Search the entries below. Return every line that has "this" in it.

▶ EXTRACTED RECORDS:
▼▼▼

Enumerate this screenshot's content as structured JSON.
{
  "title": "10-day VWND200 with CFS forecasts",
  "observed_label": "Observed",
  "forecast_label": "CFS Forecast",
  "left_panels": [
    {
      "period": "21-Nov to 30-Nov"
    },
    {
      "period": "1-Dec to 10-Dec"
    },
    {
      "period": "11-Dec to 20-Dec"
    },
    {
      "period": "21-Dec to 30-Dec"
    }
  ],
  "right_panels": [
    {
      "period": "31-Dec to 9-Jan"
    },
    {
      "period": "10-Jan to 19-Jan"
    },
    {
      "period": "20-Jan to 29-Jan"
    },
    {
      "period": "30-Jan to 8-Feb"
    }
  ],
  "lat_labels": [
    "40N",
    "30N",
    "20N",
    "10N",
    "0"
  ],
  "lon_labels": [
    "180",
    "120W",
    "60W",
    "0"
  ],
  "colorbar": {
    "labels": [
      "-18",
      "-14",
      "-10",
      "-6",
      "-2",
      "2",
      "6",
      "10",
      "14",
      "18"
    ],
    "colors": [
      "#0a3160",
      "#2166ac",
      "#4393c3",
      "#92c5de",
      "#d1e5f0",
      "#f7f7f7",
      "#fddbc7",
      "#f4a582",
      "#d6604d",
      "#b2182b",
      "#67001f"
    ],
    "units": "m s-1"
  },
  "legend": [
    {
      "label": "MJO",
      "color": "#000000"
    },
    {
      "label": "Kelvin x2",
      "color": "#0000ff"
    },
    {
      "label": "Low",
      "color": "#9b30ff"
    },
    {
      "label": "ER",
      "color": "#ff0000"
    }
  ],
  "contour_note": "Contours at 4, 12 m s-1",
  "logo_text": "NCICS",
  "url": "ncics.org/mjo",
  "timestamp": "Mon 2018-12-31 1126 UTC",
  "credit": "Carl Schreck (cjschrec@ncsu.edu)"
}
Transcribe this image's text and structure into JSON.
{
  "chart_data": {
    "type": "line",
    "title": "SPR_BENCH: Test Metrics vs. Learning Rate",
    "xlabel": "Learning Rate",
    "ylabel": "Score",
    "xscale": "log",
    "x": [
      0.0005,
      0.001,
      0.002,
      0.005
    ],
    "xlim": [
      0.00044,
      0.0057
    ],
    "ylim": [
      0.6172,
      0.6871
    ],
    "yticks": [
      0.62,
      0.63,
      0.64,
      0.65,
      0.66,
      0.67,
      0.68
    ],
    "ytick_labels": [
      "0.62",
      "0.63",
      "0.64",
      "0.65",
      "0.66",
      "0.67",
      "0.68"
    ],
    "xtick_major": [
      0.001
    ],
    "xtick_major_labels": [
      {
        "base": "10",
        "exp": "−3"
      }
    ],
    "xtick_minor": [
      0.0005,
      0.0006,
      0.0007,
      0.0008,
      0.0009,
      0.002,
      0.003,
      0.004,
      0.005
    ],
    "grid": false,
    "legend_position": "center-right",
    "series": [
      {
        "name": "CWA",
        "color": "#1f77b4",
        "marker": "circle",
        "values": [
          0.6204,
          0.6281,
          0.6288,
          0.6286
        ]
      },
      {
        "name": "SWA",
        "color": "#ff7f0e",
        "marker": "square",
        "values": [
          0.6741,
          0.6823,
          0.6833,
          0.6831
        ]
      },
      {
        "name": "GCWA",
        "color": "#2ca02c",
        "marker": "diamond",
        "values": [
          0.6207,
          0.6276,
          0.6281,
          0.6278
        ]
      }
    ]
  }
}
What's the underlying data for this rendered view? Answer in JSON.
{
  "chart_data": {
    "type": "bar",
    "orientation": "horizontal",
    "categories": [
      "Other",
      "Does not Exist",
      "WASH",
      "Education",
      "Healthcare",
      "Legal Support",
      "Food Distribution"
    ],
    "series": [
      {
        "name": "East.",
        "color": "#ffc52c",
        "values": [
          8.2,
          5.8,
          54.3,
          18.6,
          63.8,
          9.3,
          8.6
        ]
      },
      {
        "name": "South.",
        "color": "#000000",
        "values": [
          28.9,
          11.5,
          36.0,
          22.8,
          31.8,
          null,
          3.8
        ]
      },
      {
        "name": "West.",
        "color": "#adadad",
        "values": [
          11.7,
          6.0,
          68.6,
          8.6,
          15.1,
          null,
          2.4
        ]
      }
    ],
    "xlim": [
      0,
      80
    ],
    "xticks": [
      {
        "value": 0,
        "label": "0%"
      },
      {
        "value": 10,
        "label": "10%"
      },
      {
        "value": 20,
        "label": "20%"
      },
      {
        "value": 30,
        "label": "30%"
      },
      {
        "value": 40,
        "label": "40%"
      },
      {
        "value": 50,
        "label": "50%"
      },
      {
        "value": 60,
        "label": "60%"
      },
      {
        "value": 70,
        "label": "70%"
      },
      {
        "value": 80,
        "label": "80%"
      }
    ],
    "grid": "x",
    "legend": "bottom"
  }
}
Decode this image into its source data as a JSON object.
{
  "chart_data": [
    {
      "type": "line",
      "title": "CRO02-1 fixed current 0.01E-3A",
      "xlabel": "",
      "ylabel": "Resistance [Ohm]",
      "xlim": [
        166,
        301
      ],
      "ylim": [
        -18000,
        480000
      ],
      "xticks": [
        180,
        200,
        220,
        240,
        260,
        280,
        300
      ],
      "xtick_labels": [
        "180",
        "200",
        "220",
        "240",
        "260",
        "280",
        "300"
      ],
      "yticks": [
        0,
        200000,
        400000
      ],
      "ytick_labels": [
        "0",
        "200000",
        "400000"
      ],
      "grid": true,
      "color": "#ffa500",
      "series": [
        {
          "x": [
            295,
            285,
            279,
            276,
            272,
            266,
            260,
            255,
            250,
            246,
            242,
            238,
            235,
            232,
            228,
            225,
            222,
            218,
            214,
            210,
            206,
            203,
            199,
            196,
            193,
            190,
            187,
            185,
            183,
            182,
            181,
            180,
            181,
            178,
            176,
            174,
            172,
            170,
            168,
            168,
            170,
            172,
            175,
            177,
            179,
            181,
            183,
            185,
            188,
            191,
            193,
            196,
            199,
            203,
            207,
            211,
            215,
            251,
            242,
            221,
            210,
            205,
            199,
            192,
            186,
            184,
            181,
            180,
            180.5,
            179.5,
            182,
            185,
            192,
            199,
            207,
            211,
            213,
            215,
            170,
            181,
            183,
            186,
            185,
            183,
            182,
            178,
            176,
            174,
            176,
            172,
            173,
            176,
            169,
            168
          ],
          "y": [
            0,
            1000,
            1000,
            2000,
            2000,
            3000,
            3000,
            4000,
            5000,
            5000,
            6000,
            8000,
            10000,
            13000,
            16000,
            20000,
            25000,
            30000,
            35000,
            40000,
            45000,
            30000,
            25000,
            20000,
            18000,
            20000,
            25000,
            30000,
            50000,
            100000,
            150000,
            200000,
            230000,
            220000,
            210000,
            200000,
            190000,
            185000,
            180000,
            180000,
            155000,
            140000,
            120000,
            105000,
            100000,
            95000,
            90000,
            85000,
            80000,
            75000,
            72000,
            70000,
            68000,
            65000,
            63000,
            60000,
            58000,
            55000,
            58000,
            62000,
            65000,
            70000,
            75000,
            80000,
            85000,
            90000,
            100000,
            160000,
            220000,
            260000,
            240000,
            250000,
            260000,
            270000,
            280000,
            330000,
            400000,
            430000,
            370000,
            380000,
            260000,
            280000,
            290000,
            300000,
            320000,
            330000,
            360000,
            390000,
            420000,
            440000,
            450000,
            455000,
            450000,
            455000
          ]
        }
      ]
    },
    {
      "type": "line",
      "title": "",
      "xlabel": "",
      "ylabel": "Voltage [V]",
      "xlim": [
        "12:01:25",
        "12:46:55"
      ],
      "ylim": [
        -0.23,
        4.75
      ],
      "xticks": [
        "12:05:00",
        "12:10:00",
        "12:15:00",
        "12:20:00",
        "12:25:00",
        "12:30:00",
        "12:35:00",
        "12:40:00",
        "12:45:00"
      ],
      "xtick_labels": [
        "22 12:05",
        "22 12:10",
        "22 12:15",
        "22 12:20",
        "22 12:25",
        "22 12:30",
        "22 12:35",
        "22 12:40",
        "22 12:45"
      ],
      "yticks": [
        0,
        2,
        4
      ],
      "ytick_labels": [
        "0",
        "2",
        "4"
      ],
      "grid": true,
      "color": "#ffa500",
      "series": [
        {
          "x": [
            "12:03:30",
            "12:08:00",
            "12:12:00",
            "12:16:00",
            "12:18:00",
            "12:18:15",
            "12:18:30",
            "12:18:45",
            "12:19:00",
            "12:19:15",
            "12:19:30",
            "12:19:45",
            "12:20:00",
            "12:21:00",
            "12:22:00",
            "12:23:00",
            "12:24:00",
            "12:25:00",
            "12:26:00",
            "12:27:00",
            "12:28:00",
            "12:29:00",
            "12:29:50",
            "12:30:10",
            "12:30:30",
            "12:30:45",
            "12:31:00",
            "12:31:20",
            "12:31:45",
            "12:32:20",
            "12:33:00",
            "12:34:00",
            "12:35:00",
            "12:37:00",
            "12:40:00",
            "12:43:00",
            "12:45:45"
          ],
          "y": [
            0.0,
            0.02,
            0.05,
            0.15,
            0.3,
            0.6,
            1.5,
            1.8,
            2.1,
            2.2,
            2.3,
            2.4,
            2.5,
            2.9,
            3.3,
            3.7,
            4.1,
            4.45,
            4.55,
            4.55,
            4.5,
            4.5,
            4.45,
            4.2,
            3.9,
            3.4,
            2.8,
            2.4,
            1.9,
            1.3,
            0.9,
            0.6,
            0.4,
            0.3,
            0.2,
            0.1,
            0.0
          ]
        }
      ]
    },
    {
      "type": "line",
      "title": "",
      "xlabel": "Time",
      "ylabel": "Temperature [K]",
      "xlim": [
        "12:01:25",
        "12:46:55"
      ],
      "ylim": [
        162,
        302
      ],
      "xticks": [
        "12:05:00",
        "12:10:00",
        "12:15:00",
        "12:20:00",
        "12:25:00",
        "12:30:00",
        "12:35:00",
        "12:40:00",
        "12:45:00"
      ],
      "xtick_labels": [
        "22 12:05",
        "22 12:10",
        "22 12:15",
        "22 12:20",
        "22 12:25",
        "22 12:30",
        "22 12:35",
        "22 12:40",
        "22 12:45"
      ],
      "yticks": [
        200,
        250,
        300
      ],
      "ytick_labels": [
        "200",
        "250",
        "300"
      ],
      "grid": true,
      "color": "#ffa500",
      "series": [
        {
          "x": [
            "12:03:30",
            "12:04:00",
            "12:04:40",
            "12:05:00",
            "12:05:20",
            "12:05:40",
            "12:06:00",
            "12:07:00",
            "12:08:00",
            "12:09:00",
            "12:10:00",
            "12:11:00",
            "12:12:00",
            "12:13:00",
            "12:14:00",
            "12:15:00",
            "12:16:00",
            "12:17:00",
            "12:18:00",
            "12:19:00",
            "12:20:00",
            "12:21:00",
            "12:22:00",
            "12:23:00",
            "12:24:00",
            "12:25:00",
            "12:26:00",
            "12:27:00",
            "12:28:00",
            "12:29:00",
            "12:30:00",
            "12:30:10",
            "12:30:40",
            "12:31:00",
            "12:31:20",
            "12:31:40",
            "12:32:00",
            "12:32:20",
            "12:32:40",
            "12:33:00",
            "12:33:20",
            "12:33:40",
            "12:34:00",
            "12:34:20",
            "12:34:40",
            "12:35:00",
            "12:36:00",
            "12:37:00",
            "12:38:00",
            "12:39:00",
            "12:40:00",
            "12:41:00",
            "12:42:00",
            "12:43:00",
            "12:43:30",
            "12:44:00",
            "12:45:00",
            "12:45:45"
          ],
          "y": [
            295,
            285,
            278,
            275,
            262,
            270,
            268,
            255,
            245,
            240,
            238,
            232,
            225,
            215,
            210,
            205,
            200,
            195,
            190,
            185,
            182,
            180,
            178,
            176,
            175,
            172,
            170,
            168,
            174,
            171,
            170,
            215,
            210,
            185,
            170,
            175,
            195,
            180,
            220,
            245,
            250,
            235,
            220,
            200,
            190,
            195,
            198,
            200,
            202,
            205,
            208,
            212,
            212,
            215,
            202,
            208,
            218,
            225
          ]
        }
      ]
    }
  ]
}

▲▲▲

▶ OUTPUT OF THE TASK:
Enumerate this screenshot's content as structured JSON.
Transcribe this image's text and structure into JSON.
What's the underlying data for this rendered view? Answer in JSON.
Decode this image into its source data as a JSON object.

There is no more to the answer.